• [Dataset records]:

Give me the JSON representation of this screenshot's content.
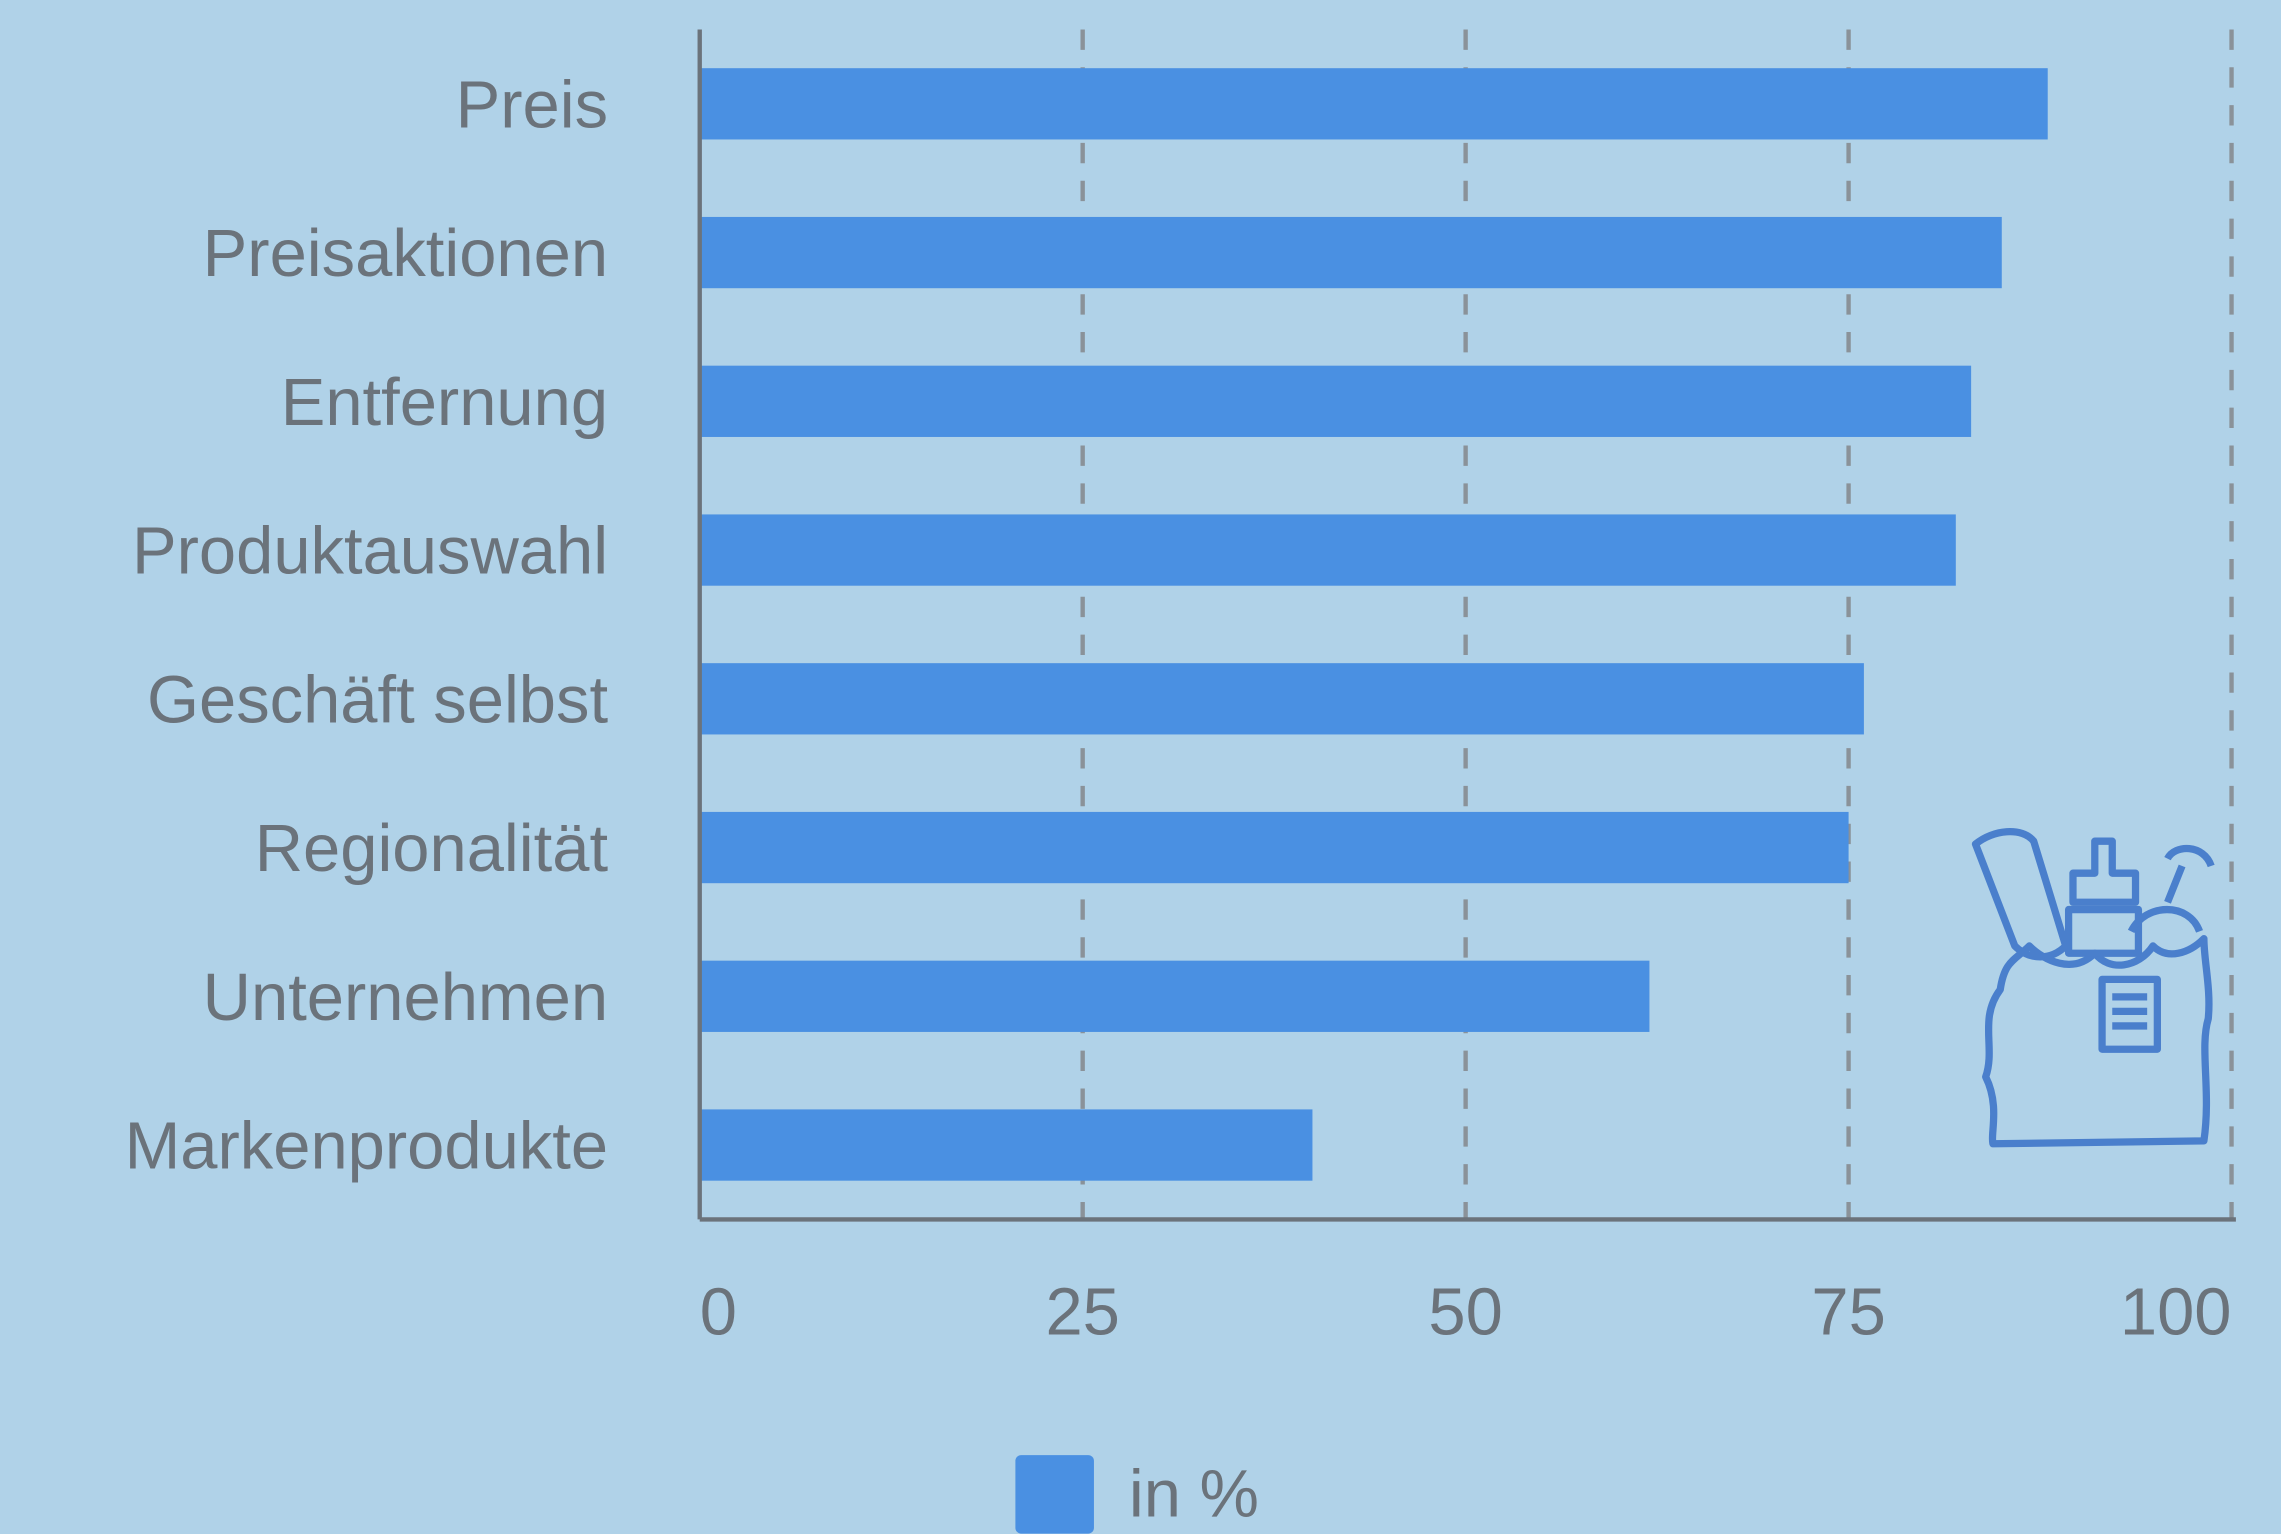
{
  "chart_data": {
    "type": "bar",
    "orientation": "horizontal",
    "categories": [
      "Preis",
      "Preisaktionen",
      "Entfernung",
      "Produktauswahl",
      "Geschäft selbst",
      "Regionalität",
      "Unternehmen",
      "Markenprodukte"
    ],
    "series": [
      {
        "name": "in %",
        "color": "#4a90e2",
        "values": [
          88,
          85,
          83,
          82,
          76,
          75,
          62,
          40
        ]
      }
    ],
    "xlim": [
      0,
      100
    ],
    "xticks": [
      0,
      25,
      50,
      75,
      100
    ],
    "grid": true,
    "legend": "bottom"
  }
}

• [The request]: Output the records above exactly; leave out the pictures.

• [Reply]:
Give me the JSON representation of this screenshot's content.
{
  "chart_data": {
    "type": "bar",
    "orientation": "horizontal",
    "categories": [
      "Preis",
      "Preisaktionen",
      "Entfernung",
      "Produktauswahl",
      "Geschäft selbst",
      "Regionalität",
      "Unternehmen",
      "Markenprodukte"
    ],
    "series": [
      {
        "name": "in %",
        "color": "#4a90e2",
        "values": [
          88,
          85,
          83,
          82,
          76,
          75,
          62,
          40
        ]
      }
    ],
    "xlim": [
      0,
      100
    ],
    "xticks": [
      0,
      25,
      50,
      75,
      100
    ],
    "grid": true,
    "legend": "bottom"
  }
}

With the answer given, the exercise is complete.